WHAT TO WORK ON
Reproduce the data exactly and drop any pictures it holds.

───── MATERIAL

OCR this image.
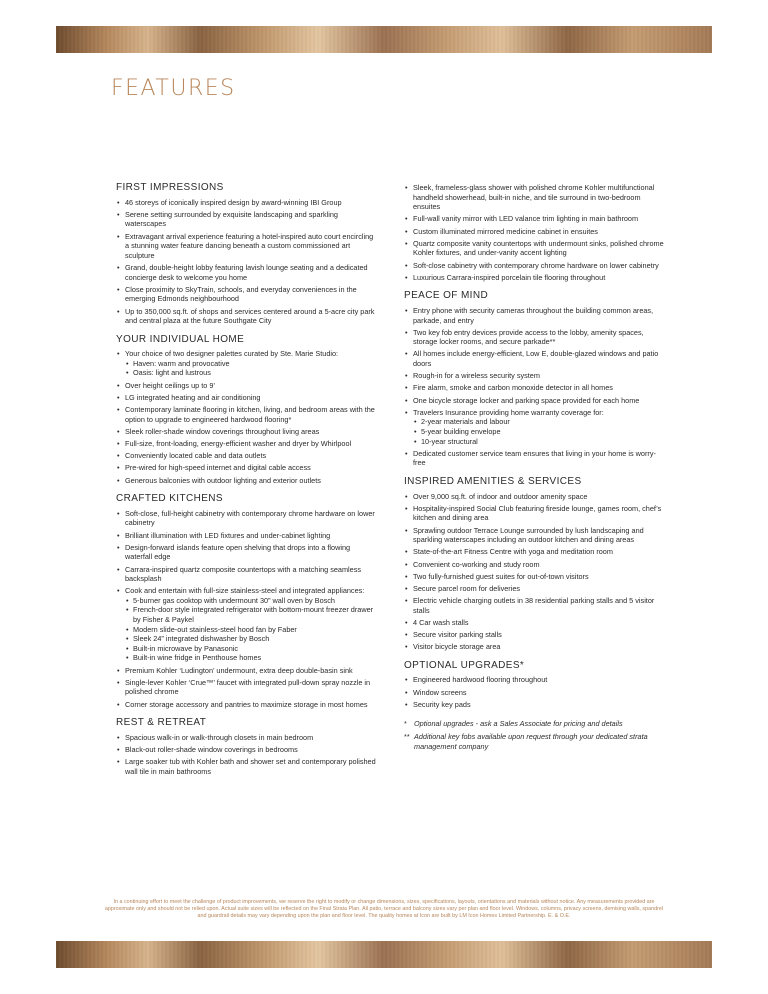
FEATURES
FIRST IMPRESSIONS
• 46 storeys of iconically inspired design by award-winning IBI Group
• Serene setting surrounded by exquisite landscaping and sparkling waterscapes
• Extravagant arrival experience featuring a hotel-inspired auto court encircling a stunning water feature dancing beneath a custom commissioned art sculpture
• Grand, double-height lobby featuring lavish lounge seating and a dedicated concierge desk to welcome you home
• Close proximity to SkyTrain, schools, and everyday conveniences in the emerging Edmonds neighbourhood
• Up to 350,000 sq.ft. of shops and services centered around a 5-acre city park and central plaza at the future Southgate City
YOUR INDIVIDUAL HOME
• Your choice of two designer palettes curated by Ste. Marie Studio:
• Haven: warm and provocative
• Oasis: light and lustrous
• Over height ceilings up to 9’
• LG integrated heating and air conditioning
• Contemporary laminate flooring in kitchen, living, and bedroom areas with the option to upgrade to engineered hardwood flooring*
• Sleek roller-shade window coverings throughout living areas
• Full-size, front-loading, energy-efficient washer and dryer by Whirlpool
• Conveniently located cable and data outlets
• Pre-wired for high-speed internet and digital cable access
• Generous balconies with outdoor lighting and exterior outlets
CRAFTED KITCHENS
• Soft-close, full-height cabinetry with contemporary chrome hardware on lower cabinetry
• Brilliant illumination with LED fixtures and under-cabinet lighting
• Design-forward islands feature open shelving that drops into a flowing waterfall edge
• Carrara-inspired quartz composite countertops with a matching seamless backsplash
• Cook and entertain with full-size stainless-steel and integrated appliances:
• 5-burner gas cooktop with undermount 30” wall oven by Bosch
• French-door style integrated refrigerator with bottom-mount freezer drawer by Fisher & Paykel
• Modern slide-out stainless-steel hood fan by Faber
• Sleek 24” integrated dishwasher by Bosch
• Built-in microwave by Panasonic
• Built-in wine fridge in Penthouse homes
• Premium Kohler ‘Ludington’ undermount, extra deep double-basin sink
• Single-lever Kohler ‘Crue™’ faucet with integrated pull-down spray nozzle in polished chrome
• Corner storage accessory and pantries to maximize storage in most homes
REST & RETREAT
• Spacious walk-in or walk-through closets in main bedroom
• Black-out roller-shade window coverings in bedrooms
• Large soaker tub with Kohler bath and shower set and contemporary polished wall tile in main bathrooms
• Sleek, frameless-glass shower with polished chrome Kohler multifunctional handheld showerhead, built-in niche, and tile surround in two-bedroom ensuites
• Full-wall vanity mirror with LED valance trim lighting in main bathroom
• Custom illuminated mirrored medicine cabinet in ensuites
• Quartz composite vanity countertops with undermount sinks, polished chrome Kohler fixtures, and under-vanity accent lighting
• Soft-close cabinetry with contemporary chrome hardware on lower cabinetry
• Luxurious Carrara-inspired porcelain tile flooring throughout
PEACE OF MIND
• Entry phone with security cameras throughout the building common areas, parkade, and entry
• Two key fob entry devices provide access to the lobby, amenity spaces, storage locker rooms, and secure parkade**
• All homes include energy-efficient, Low E, double-glazed windows and patio doors
• Rough-in for a wireless security system
• Fire alarm, smoke and carbon monoxide detector in all homes
• One bicycle storage locker and parking space provided for each home
• Travelers Insurance providing home warranty coverage for:
• 2-year materials and labour
• 5-year building envelope
• 10-year structural
• Dedicated customer service team ensures that living in your home is worry-free
INSPIRED AMENITIES & SERVICES
• Over 9,000 sq.ft. of indoor and outdoor amenity space
• Hospitality-inspired Social Club featuring fireside lounge, games room, chef’s kitchen and dining area
• Sprawling outdoor Terrace Lounge surrounded by lush landscaping and sparkling waterscapes including an outdoor kitchen and dining areas
• State-of-the-art Fitness Centre with yoga and meditation room
• Convenient co-working and study room
• Two fully-furnished guest suites for out-of-town visitors
• Secure parcel room for deliveries
• Electric vehicle charging outlets in 38 residential parking stalls and 5 visitor stalls
• 4 Car wash stalls
• Secure visitor parking stalls
• Visitor bicycle storage area
OPTIONAL UPGRADES*
• Engineered hardwood flooring throughout
• Window screens
• Security key pads
* Optional upgrades - ask a Sales Associate for pricing and details
** Additional key fobs available upon request through your dedicated strata management company
In a continuing effort to meet the challenge of product improvements, we reserve the right to modify or change dimensions, sizes, specifications, layouts, orientations and materials without notice. Any measurements provided are approximate only and should not be relied upon. Actual suite sizes will be reflected on the Final Strata Plan. All patio, terrace and balcony sizes vary per plan and floor level. Windows, columns, privacy screens, demising walls, spandrel and guardrail details may vary depending upon the plan and floor level. The quality homes at Icon are built by LM Icon Homes Limited Partnership. E. & O.E.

──────────

REPLY
OCR this image.
FEATURES
FIRST IMPRESSIONS
• 46 storeys of iconically inspired design by award-winning IBI Group
• Serene setting surrounded by exquisite landscaping and sparkling waterscapes
• Extravagant arrival experience featuring a hotel-inspired auto court encircling a stunning water feature dancing beneath a custom commissioned art sculpture
• Grand, double-height lobby featuring lavish lounge seating and a dedicated concierge desk to welcome you home
• Close proximity to SkyTrain, schools, and everyday conveniences in the emerging Edmonds neighbourhood
• Up to 350,000 sq.ft. of shops and services centered around a 5-acre city park and central plaza at the future Southgate City
YOUR INDIVIDUAL HOME
• Your choice of two designer palettes curated by Ste. Marie Studio:
• Haven: warm and provocative
• Oasis: light and lustrous
• Over height ceilings up to 9’
• LG integrated heating and air conditioning
• Contemporary laminate flooring in kitchen, living, and bedroom areas with the option to upgrade to engineered hardwood flooring*
• Sleek roller-shade window coverings throughout living areas
• Full-size, front-loading, energy-efficient washer and dryer by Whirlpool
• Conveniently located cable and data outlets
• Pre-wired for high-speed internet and digital cable access
• Generous balconies with outdoor lighting and exterior outlets
CRAFTED KITCHENS
• Soft-close, full-height cabinetry with contemporary chrome hardware on lower cabinetry
• Brilliant illumination with LED fixtures and under-cabinet lighting
• Design-forward islands feature open shelving that drops into a flowing waterfall edge
• Carrara-inspired quartz composite countertops with a matching seamless backsplash
• Cook and entertain with full-size stainless-steel and integrated appliances:
• 5-burner gas cooktop with undermount 30” wall oven by Bosch
• French-door style integrated refrigerator with bottom-mount freezer drawer by Fisher & Paykel
• Modern slide-out stainless-steel hood fan by Faber
• Sleek 24” integrated dishwasher by Bosch
• Built-in microwave by Panasonic
• Built-in wine fridge in Penthouse homes
• Premium Kohler ‘Ludington’ undermount, extra deep double-basin sink
• Single-lever Kohler ‘Crue™’ faucet with integrated pull-down spray nozzle in polished chrome
• Corner storage accessory and pantries to maximize storage in most homes
REST & RETREAT
• Spacious walk-in or walk-through closets in main bedroom
• Black-out roller-shade window coverings in bedrooms
• Large soaker tub with Kohler bath and shower set and contemporary polished wall tile in main bathrooms
• Sleek, frameless-glass shower with polished chrome Kohler multifunctional handheld showerhead, built-in niche, and tile surround in two-bedroom ensuites
• Full-wall vanity mirror with LED valance trim lighting in main bathroom
• Custom illuminated mirrored medicine cabinet in ensuites
• Quartz composite vanity countertops with undermount sinks, polished chrome Kohler fixtures, and under-vanity accent lighting
• Soft-close cabinetry with contemporary chrome hardware on lower cabinetry
• Luxurious Carrara-inspired porcelain tile flooring throughout
PEACE OF MIND
• Entry phone with security cameras throughout the building common areas, parkade, and entry
• Two key fob entry devices provide access to the lobby, amenity spaces, storage locker rooms, and secure parkade**
• All homes include energy-efficient, Low E, double-glazed windows and patio doors
• Rough-in for a wireless security system
• Fire alarm, smoke and carbon monoxide detector in all homes
• One bicycle storage locker and parking space provided for each home
• Travelers Insurance providing home warranty coverage for:
• 2-year materials and labour
• 5-year building envelope
• 10-year structural
• Dedicated customer service team ensures that living in your home is worry-free
INSPIRED AMENITIES & SERVICES
• Over 9,000 sq.ft. of indoor and outdoor amenity space
• Hospitality-inspired Social Club featuring fireside lounge, games room, chef’s kitchen and dining area
• Sprawling outdoor Terrace Lounge surrounded by lush landscaping and sparkling waterscapes including an outdoor kitchen and dining areas
• State-of-the-art Fitness Centre with yoga and meditation room
• Convenient co-working and study room
• Two fully-furnished guest suites for out-of-town visitors
• Secure parcel room for deliveries
• Electric vehicle charging outlets in 38 residential parking stalls and 5 visitor stalls
• 4 Car wash stalls
• Secure visitor parking stalls
• Visitor bicycle storage area
OPTIONAL UPGRADES*
• Engineered hardwood flooring throughout
• Window screens
• Security key pads
* Optional upgrades - ask a Sales Associate for pricing and details
** Additional key fobs available upon request through your dedicated strata management company
In a continuing effort to meet the challenge of product improvements, we reserve the right to modify or change dimensions, sizes, specifications, layouts, orientations and materials without notice. Any measurements provided are approximate only and should not be relied upon. Actual suite sizes will be reflected on the Final Strata Plan. All patio, terrace and balcony sizes vary per plan and floor level. Windows, columns, privacy screens, demising walls, spandrel and guardrail details may vary depending upon the plan and floor level. The quality homes at Icon are built by LM Icon Homes Limited Partnership. E. & O.E.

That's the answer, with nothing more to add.